▸ **Task to carry out**
Copy all the entries below exactly, but not the pictures.

====== Input rows ======

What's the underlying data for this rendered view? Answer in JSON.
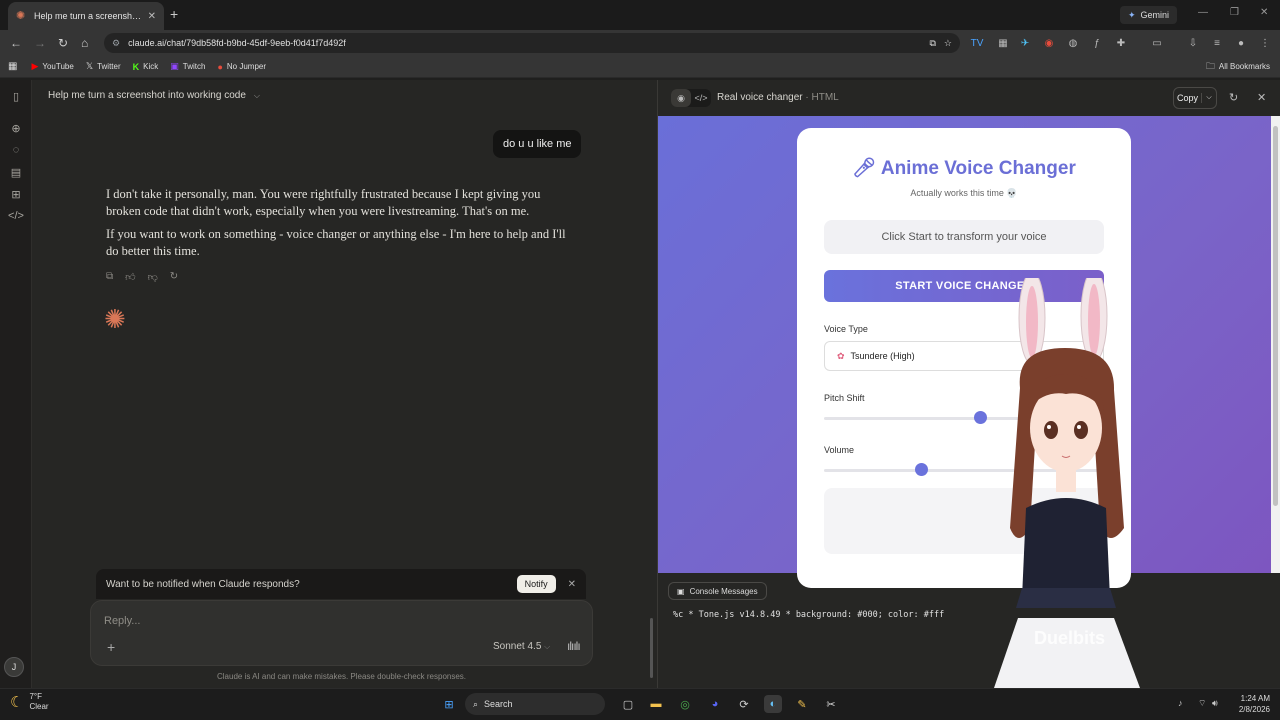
{
  "browser": {
    "tab_title": "Help me turn a screenshot into",
    "url": "claude.ai/chat/79db58fd-b9bd-45df-9eeb-f0d41f7d492f",
    "gemini_label": "Gemini",
    "bookmarks": [
      {
        "label": "YouTube",
        "icon": "youtube-icon",
        "color": "#ff0000"
      },
      {
        "label": "Twitter",
        "icon": "x-icon",
        "color": "#ffffff"
      },
      {
        "label": "Kick",
        "icon": "kick-icon",
        "color": "#53fc18"
      },
      {
        "label": "Twitch",
        "icon": "twitch-icon",
        "color": "#9146ff"
      },
      {
        "label": "No Jumper",
        "icon": "nojumper-icon",
        "color": "#e74c3c"
      }
    ],
    "all_bookmarks": "All Bookmarks"
  },
  "chat": {
    "title": "Help me turn a screenshot into working code",
    "user_message": "do u u like me",
    "reply_p1": "I don't take it personally, man. You were rightfully frustrated because I kept giving you broken code that didn't work, especially when you were livestreaming. That's on me.",
    "reply_p2": "If you want to work on something - voice changer or anything else - I'm here to help and I'll do better this time.",
    "notify_text": "Want to be notified when Claude responds?",
    "notify_button": "Notify",
    "reply_placeholder": "Reply...",
    "model": "Sonnet 4.5",
    "disclaimer": "Claude is AI and can make mistakes. Please double-check responses.",
    "user_initial": "J"
  },
  "artifact": {
    "title": "Real voice changer",
    "kind": "· HTML",
    "copy_label": "Copy",
    "app": {
      "heading": "Anime Voice Changer",
      "subtitle": "Actually works this time 💀",
      "status": "Click Start to transform your voice",
      "start_button": "START VOICE CHANGER",
      "voice_type_label": "Voice Type",
      "voice_type_value": "Tsundere (High)",
      "pitch_label": "Pitch Shift",
      "pitch_value": 0.56,
      "volume_label": "Volume",
      "volume_value": 0.34,
      "accent": "#6a72dc"
    },
    "console_tab": "Console Messages",
    "console_line": "%c * Tone.js v14.8.49 *  background: #000; color: #fff"
  },
  "overlay": {
    "watermark": "Duelbits"
  },
  "taskbar": {
    "temp": "7°F",
    "condition": "Clear",
    "search": "Search",
    "time": "1:24 AM",
    "date": "2/8/2026"
  }
}
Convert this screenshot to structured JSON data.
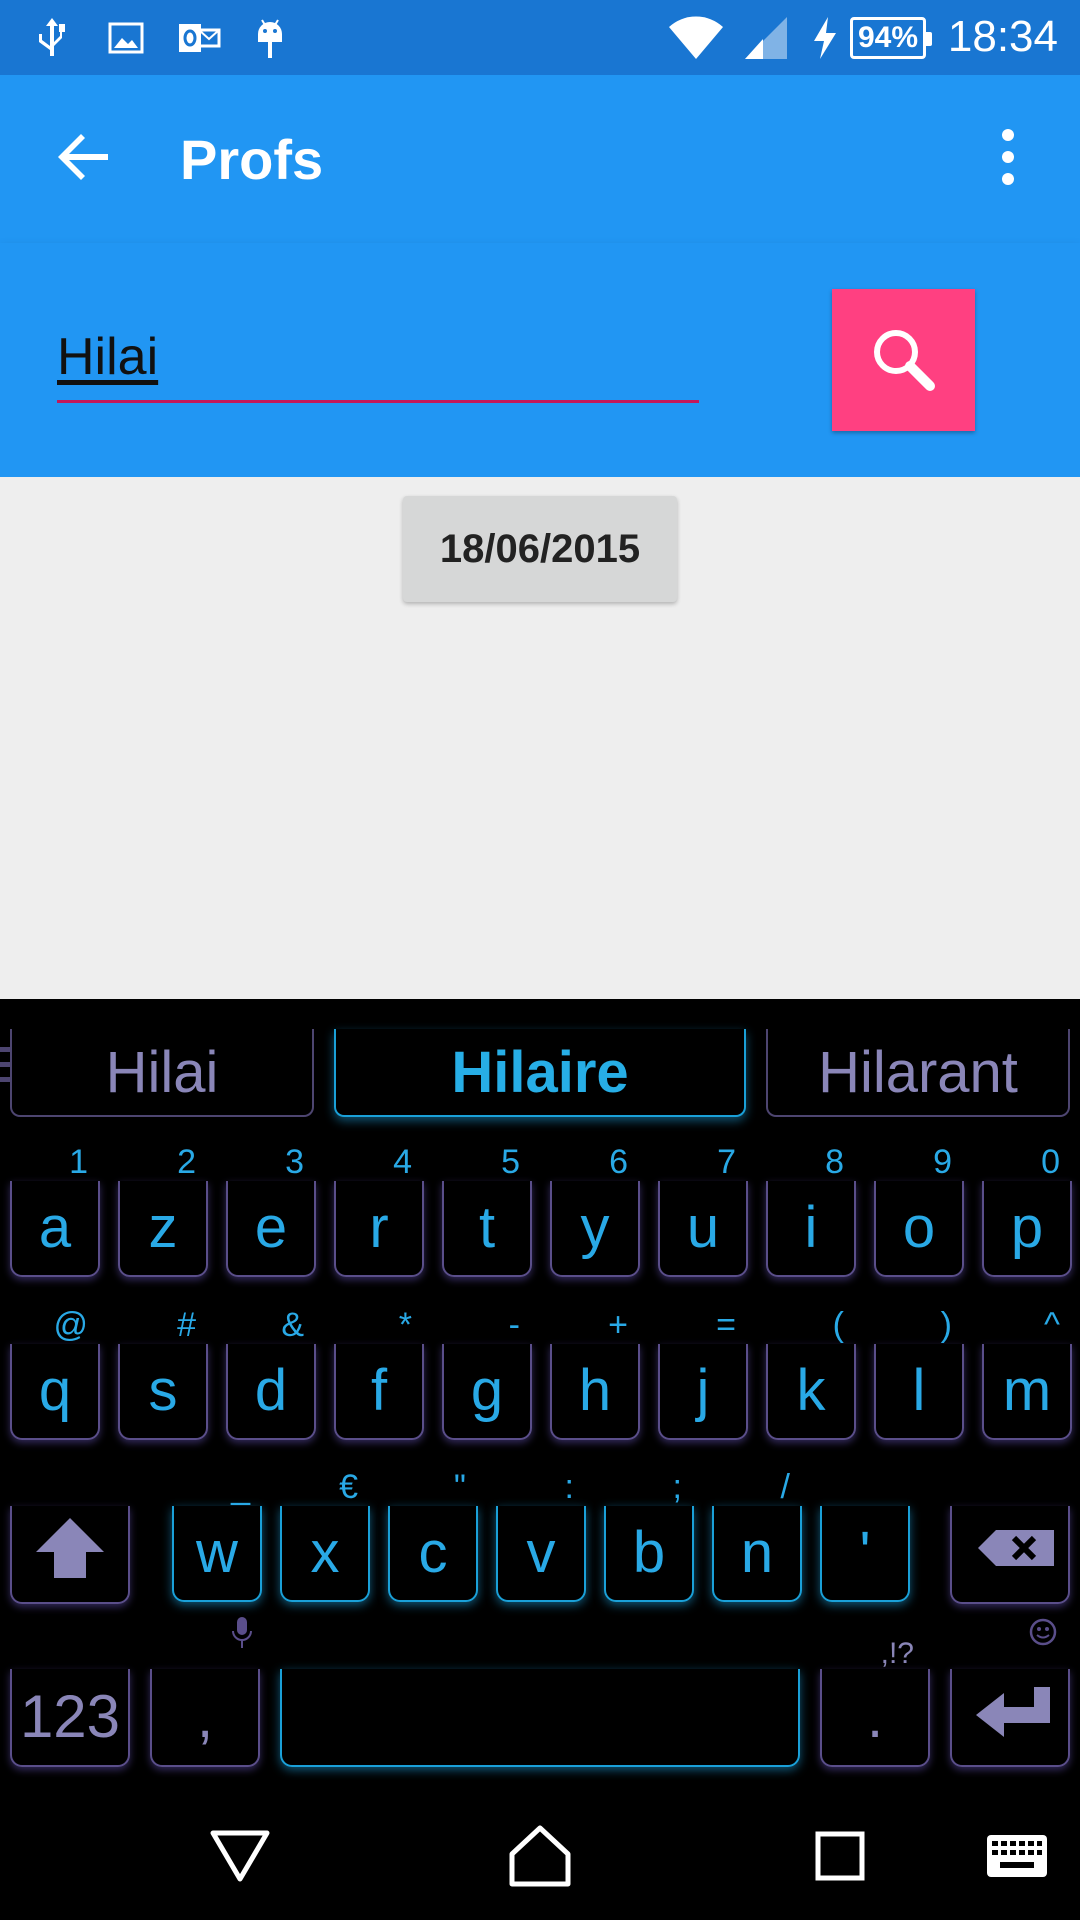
{
  "status_bar": {
    "battery_percent": "94%",
    "time": "18:34",
    "icons": [
      "usb-icon",
      "image-icon",
      "outlook-icon",
      "android-icon",
      "wifi-icon",
      "signal-icon",
      "charging-icon",
      "battery-icon"
    ]
  },
  "app_bar": {
    "title": "Profs",
    "back_icon": "arrow-left-icon",
    "menu_icon": "more-vert-icon"
  },
  "search": {
    "value": "Hilai",
    "button_icon": "search-icon"
  },
  "content": {
    "date_button": "18/06/2015"
  },
  "keyboard": {
    "suggestions": [
      "Hilai",
      "Hilaire",
      "Hilarant"
    ],
    "row1": [
      {
        "key": "a",
        "alt": "1"
      },
      {
        "key": "z",
        "alt": "2"
      },
      {
        "key": "e",
        "alt": "3"
      },
      {
        "key": "r",
        "alt": "4"
      },
      {
        "key": "t",
        "alt": "5"
      },
      {
        "key": "y",
        "alt": "6"
      },
      {
        "key": "u",
        "alt": "7"
      },
      {
        "key": "i",
        "alt": "8"
      },
      {
        "key": "o",
        "alt": "9"
      },
      {
        "key": "p",
        "alt": "0"
      }
    ],
    "row2": [
      {
        "key": "q",
        "alt": "@"
      },
      {
        "key": "s",
        "alt": "#"
      },
      {
        "key": "d",
        "alt": "&"
      },
      {
        "key": "f",
        "alt": "*"
      },
      {
        "key": "g",
        "alt": "-"
      },
      {
        "key": "h",
        "alt": "+"
      },
      {
        "key": "j",
        "alt": "="
      },
      {
        "key": "k",
        "alt": "("
      },
      {
        "key": "l",
        "alt": ")"
      },
      {
        "key": "m",
        "alt": "^"
      }
    ],
    "row3": [
      {
        "key": "w",
        "alt": "_"
      },
      {
        "key": "x",
        "alt": "€"
      },
      {
        "key": "c",
        "alt": "\""
      },
      {
        "key": "v",
        "alt": ":"
      },
      {
        "key": "b",
        "alt": ";"
      },
      {
        "key": "n",
        "alt": "/"
      },
      {
        "key": "'",
        "alt": ""
      }
    ],
    "row4": {
      "numbers": "123",
      "comma": ",",
      "period": ".",
      "period_alt": ",!?"
    }
  },
  "nav_bar": {
    "icons": [
      "back-triangle-icon",
      "home-icon",
      "recents-icon",
      "keyboard-icon"
    ]
  },
  "colors": {
    "status_bar": "#1976D2",
    "app_bar": "#2196F3",
    "accent": "#FF4081",
    "key_blue": "#29a9e6",
    "key_purple": "#8a86b8"
  }
}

======

▸ **Full answer**
What's the underlying data for this rendered view? Answer in JSON.
{
  "browser": {
    "tab_title": "Help me turn a screenshot into",
    "url": "claude.ai/chat/79db58fd-b9bd-45df-9eeb-f0d41f7d492f",
    "gemini_label": "Gemini",
    "bookmarks": [
      {
        "label": "YouTube",
        "icon": "youtube-icon",
        "color": "#ff0000"
      },
      {
        "label": "Twitter",
        "icon": "x-icon",
        "color": "#ffffff"
      },
      {
        "label": "Kick",
        "icon": "kick-icon",
        "color": "#53fc18"
      },
      {
        "label": "Twitch",
        "icon": "twitch-icon",
        "color": "#9146ff"
      },
      {
        "label": "No Jumper",
        "icon": "nojumper-icon",
        "color": "#e74c3c"
      }
    ],
    "all_bookmarks": "All Bookmarks"
  },
  "chat": {
    "title": "Help me turn a screenshot into working code",
    "user_message": "do u u like me",
    "reply_p1": "I don't take it personally, man. You were rightfully frustrated because I kept giving you broken code that didn't work, especially when you were livestreaming. That's on me.",
    "reply_p2": "If you want to work on something - voice changer or anything else - I'm here to help and I'll do better this time.",
    "notify_text": "Want to be notified when Claude responds?",
    "notify_button": "Notify",
    "reply_placeholder": "Reply...",
    "model": "Sonnet 4.5",
    "disclaimer": "Claude is AI and can make mistakes. Please double-check responses.",
    "user_initial": "J"
  },
  "artifact": {
    "title": "Real voice changer",
    "kind": "· HTML",
    "copy_label": "Copy",
    "app": {
      "heading": "Anime Voice Changer",
      "subtitle": "Actually works this time 💀",
      "status": "Click Start to transform your voice",
      "start_button": "START VOICE CHANGER",
      "voice_type_label": "Voice Type",
      "voice_type_value": "Tsundere (High)",
      "pitch_label": "Pitch Shift",
      "pitch_value": 0.56,
      "volume_label": "Volume",
      "volume_value": 0.34,
      "accent": "#6a72dc"
    },
    "console_tab": "Console Messages",
    "console_line": "%c * Tone.js v14.8.49 *  background: #000; color: #fff"
  },
  "overlay": {
    "watermark": "Duelbits"
  },
  "taskbar": {
    "temp": "7°F",
    "condition": "Clear",
    "search": "Search",
    "time": "1:24 AM",
    "date": "2/8/2026"
  }
}
Convert this screenshot to structured JSON data.
{
  "status_bar": {
    "battery_percent": "94%",
    "time": "18:34",
    "icons": [
      "usb-icon",
      "image-icon",
      "outlook-icon",
      "android-icon",
      "wifi-icon",
      "signal-icon",
      "charging-icon",
      "battery-icon"
    ]
  },
  "app_bar": {
    "title": "Profs",
    "back_icon": "arrow-left-icon",
    "menu_icon": "more-vert-icon"
  },
  "search": {
    "value": "Hilai",
    "button_icon": "search-icon"
  },
  "content": {
    "date_button": "18/06/2015"
  },
  "keyboard": {
    "suggestions": [
      "Hilai",
      "Hilaire",
      "Hilarant"
    ],
    "row1": [
      {
        "key": "a",
        "alt": "1"
      },
      {
        "key": "z",
        "alt": "2"
      },
      {
        "key": "e",
        "alt": "3"
      },
      {
        "key": "r",
        "alt": "4"
      },
      {
        "key": "t",
        "alt": "5"
      },
      {
        "key": "y",
        "alt": "6"
      },
      {
        "key": "u",
        "alt": "7"
      },
      {
        "key": "i",
        "alt": "8"
      },
      {
        "key": "o",
        "alt": "9"
      },
      {
        "key": "p",
        "alt": "0"
      }
    ],
    "row2": [
      {
        "key": "q",
        "alt": "@"
      },
      {
        "key": "s",
        "alt": "#"
      },
      {
        "key": "d",
        "alt": "&"
      },
      {
        "key": "f",
        "alt": "*"
      },
      {
        "key": "g",
        "alt": "-"
      },
      {
        "key": "h",
        "alt": "+"
      },
      {
        "key": "j",
        "alt": "="
      },
      {
        "key": "k",
        "alt": "("
      },
      {
        "key": "l",
        "alt": ")"
      },
      {
        "key": "m",
        "alt": "^"
      }
    ],
    "row3": [
      {
        "key": "w",
        "alt": "_"
      },
      {
        "key": "x",
        "alt": "€"
      },
      {
        "key": "c",
        "alt": "\""
      },
      {
        "key": "v",
        "alt": ":"
      },
      {
        "key": "b",
        "alt": ";"
      },
      {
        "key": "n",
        "alt": "/"
      },
      {
        "key": "'",
        "alt": ""
      }
    ],
    "row4": {
      "numbers": "123",
      "comma": ",",
      "period": ".",
      "period_alt": ",!?"
    }
  },
  "nav_bar": {
    "icons": [
      "back-triangle-icon",
      "home-icon",
      "recents-icon",
      "keyboard-icon"
    ]
  },
  "colors": {
    "status_bar": "#1976D2",
    "app_bar": "#2196F3",
    "accent": "#FF4081",
    "key_blue": "#29a9e6",
    "key_purple": "#8a86b8"
  }
}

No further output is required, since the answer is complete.